**DIRECTIONS FOR THIS TASK**
Repeat all entries exactly.

[Raw records]
________________________________________
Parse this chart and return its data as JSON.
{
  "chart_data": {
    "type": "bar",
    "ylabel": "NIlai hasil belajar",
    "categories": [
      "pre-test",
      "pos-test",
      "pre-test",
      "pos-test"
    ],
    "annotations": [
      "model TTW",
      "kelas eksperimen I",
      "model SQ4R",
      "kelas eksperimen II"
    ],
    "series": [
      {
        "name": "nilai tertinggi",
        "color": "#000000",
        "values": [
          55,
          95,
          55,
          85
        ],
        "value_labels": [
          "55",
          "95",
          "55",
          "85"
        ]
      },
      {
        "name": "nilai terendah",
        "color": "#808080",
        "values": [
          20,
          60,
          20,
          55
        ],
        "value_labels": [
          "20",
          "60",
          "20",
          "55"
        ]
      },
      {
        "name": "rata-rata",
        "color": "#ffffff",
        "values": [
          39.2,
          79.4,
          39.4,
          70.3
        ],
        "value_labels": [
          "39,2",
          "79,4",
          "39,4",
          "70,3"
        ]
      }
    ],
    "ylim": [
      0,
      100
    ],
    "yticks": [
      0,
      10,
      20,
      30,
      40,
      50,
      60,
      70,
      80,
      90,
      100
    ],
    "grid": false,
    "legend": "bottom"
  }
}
________________________________________
**EXERCISE RESULT**
Parse this chart and return its data as JSON.
{
  "chart_data": {
    "type": "bar",
    "ylabel": "NIlai hasil belajar",
    "categories": [
      "pre-test",
      "pos-test",
      "pre-test",
      "pos-test"
    ],
    "annotations": [
      "model TTW",
      "kelas eksperimen I",
      "model SQ4R",
      "kelas eksperimen II"
    ],
    "series": [
      {
        "name": "nilai tertinggi",
        "color": "#000000",
        "values": [
          55,
          95,
          55,
          85
        ],
        "value_labels": [
          "55",
          "95",
          "55",
          "85"
        ]
      },
      {
        "name": "nilai terendah",
        "color": "#808080",
        "values": [
          20,
          60,
          20,
          55
        ],
        "value_labels": [
          "20",
          "60",
          "20",
          "55"
        ]
      },
      {
        "name": "rata-rata",
        "color": "#ffffff",
        "values": [
          39.2,
          79.4,
          39.4,
          70.3
        ],
        "value_labels": [
          "39,2",
          "79,4",
          "39,4",
          "70,3"
        ]
      }
    ],
    "ylim": [
      0,
      100
    ],
    "yticks": [
      0,
      10,
      20,
      30,
      40,
      50,
      60,
      70,
      80,
      90,
      100
    ],
    "grid": false,
    "legend": "bottom"
  }
}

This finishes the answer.